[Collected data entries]
--------------------

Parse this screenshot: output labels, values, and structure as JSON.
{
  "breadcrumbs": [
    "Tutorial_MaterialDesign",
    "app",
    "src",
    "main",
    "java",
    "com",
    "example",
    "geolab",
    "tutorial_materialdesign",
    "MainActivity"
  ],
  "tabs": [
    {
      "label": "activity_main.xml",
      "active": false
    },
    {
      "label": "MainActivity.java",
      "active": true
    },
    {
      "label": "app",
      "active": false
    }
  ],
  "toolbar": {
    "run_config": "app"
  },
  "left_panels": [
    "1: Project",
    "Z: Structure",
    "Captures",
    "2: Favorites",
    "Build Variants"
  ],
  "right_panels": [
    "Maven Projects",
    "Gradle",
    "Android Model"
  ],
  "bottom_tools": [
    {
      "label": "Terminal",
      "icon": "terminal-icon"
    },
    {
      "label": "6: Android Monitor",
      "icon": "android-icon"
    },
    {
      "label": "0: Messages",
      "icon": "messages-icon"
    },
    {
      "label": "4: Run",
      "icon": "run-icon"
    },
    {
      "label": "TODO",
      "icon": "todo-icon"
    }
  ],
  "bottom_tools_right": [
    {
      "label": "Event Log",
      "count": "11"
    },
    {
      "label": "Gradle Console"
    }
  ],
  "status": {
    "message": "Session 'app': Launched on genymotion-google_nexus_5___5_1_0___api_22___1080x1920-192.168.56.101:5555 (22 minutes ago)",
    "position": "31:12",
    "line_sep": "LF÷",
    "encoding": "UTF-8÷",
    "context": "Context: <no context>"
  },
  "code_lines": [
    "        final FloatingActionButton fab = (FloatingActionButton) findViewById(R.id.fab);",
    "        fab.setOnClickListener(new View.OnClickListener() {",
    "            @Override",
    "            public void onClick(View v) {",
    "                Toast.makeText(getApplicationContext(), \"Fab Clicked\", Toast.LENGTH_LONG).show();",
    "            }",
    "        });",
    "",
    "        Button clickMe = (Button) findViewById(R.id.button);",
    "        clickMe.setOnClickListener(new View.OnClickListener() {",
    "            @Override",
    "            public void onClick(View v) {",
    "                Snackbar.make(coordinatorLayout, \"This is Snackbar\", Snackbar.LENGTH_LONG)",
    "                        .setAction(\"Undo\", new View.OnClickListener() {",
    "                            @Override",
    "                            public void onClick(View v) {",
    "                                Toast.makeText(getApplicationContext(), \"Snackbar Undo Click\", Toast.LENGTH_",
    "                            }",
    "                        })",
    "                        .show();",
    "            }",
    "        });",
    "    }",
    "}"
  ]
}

--------------------

## GOAL
Count each line of the data where the word "findViewById" appears, then reply with the total only.

## REPLY
2